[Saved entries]
※

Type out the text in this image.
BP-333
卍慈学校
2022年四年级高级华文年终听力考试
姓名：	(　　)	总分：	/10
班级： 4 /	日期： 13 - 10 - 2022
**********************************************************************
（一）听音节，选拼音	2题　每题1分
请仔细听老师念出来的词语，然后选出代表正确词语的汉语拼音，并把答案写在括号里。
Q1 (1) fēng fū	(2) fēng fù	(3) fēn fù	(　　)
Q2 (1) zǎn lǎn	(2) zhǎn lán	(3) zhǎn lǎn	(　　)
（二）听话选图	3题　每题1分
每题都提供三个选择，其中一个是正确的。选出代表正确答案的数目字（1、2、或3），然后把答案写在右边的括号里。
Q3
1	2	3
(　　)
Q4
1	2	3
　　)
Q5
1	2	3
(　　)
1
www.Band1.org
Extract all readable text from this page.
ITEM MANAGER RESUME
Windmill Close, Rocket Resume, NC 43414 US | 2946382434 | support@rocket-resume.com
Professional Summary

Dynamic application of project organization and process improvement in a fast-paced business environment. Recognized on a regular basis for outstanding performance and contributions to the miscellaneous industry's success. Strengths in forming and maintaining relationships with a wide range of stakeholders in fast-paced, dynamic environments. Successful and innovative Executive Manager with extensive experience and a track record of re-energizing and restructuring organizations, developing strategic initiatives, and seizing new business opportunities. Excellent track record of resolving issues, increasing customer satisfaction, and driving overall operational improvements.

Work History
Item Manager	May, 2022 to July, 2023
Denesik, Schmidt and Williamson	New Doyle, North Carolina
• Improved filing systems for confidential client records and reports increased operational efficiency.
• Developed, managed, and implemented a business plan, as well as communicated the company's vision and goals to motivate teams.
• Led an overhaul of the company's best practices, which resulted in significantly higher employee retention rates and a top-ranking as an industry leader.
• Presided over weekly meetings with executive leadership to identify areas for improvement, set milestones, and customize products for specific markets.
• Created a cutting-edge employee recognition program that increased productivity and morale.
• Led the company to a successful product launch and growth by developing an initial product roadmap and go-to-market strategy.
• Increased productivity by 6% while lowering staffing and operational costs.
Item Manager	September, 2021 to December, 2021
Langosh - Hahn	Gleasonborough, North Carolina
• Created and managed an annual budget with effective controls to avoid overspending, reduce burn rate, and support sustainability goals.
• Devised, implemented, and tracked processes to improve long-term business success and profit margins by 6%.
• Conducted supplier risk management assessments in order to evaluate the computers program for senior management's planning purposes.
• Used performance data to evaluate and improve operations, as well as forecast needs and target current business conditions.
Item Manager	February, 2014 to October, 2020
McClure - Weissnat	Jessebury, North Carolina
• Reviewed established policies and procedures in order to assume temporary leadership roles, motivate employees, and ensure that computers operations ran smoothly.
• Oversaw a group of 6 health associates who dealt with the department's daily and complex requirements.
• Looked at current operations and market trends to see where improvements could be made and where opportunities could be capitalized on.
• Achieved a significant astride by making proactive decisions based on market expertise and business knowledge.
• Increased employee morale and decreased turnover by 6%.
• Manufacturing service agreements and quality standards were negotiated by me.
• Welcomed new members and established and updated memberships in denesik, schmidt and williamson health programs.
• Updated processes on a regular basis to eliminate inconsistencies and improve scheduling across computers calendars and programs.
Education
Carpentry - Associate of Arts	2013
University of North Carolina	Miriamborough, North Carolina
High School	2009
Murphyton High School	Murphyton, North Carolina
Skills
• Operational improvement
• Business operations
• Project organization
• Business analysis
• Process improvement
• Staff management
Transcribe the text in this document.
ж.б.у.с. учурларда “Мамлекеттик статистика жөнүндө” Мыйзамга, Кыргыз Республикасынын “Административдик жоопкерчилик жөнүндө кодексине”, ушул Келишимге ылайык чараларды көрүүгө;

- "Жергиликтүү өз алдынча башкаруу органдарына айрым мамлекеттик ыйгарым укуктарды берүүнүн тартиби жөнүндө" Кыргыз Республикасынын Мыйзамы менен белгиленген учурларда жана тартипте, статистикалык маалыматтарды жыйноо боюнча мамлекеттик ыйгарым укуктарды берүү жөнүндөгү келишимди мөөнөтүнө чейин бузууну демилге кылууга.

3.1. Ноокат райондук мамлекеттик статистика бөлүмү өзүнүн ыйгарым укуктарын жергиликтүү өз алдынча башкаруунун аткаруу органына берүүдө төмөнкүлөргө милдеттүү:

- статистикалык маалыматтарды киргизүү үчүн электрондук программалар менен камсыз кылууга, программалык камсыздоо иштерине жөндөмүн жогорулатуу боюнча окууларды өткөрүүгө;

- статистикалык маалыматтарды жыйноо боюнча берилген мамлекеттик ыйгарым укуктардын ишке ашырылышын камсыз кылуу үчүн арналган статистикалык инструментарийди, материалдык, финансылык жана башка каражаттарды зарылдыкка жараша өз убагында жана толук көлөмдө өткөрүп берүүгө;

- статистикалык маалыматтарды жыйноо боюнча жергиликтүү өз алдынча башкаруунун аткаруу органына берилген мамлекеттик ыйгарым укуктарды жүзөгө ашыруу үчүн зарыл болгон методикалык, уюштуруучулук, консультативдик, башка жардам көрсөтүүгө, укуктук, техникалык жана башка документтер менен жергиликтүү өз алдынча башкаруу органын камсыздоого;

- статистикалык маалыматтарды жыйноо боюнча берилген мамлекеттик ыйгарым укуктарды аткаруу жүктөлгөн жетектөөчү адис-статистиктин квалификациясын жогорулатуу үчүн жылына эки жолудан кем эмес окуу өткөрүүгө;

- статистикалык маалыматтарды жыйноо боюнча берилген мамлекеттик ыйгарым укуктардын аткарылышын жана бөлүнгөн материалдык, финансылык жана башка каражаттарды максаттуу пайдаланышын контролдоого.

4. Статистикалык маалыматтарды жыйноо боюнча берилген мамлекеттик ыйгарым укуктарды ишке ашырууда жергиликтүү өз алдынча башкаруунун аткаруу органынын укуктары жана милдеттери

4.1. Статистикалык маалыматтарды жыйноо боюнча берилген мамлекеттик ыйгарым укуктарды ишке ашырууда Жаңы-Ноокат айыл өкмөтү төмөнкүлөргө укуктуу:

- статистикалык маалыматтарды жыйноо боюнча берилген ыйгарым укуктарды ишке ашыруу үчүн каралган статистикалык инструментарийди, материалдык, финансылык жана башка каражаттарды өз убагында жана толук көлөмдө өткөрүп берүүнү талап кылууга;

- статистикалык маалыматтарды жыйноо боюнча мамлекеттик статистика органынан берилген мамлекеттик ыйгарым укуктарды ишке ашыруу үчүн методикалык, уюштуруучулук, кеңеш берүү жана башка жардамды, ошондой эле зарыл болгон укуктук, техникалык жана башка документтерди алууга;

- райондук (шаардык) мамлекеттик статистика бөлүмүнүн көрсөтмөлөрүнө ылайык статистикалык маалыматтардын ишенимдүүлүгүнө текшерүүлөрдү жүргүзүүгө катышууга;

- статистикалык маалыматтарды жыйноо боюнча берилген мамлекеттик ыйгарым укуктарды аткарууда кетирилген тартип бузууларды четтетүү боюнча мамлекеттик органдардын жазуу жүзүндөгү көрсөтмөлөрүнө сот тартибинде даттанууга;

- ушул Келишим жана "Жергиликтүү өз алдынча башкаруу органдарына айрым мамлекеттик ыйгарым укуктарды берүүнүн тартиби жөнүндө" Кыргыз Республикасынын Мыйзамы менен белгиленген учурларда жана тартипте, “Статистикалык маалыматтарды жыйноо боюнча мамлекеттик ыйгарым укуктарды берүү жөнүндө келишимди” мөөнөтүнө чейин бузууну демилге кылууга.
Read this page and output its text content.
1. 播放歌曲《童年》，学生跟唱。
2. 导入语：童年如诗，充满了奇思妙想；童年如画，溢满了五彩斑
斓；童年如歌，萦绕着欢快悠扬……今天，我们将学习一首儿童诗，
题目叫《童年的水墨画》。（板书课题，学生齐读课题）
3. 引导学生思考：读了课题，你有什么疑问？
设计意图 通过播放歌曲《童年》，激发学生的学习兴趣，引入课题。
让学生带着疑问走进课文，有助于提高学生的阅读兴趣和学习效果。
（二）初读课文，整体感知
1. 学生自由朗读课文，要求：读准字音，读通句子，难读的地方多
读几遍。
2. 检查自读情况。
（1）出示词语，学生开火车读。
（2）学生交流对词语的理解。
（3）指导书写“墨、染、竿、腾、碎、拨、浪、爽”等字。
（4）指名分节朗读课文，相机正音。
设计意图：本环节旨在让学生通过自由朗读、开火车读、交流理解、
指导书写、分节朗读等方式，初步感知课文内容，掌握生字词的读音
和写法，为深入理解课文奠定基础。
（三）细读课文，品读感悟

※

SET TASK:
List all lines where "органдарына" occurs.

FINAL ANSWER:
- "Жергиликтүү өз алдынча башкаруу органдарына айрым мамлекеттик ыйгарым укуктарды берүүнүн тартиби жөнүндө" Кыргыз Республикасынын Мыйзамы менен белгиленген учурларда жана тартипте, статистикалык маалыматтарды жыйноо боюнча мамлекеттик ыйгарым укуктарды берүү жөнүндөгү келишимди мөөнөтүнө чейин бузууну демилге кылууга.
- ушул Келишим жана "Жергиликтүү өз алдынча башкаруу органдарына айрым мамлекеттик ыйгарым укуктарды берүүнүн тартиби жөнүндө" Кыргыз Республикасынын Мыйзамы менен белгиленген учурларда жана тартипте, “Статистикалык маалыматтарды жыйноо боюнча мамлекеттик ыйгарым укуктарды берүү жөнүндө келишимди” мөөнөтүнө чейин бузууну демилге кылууга.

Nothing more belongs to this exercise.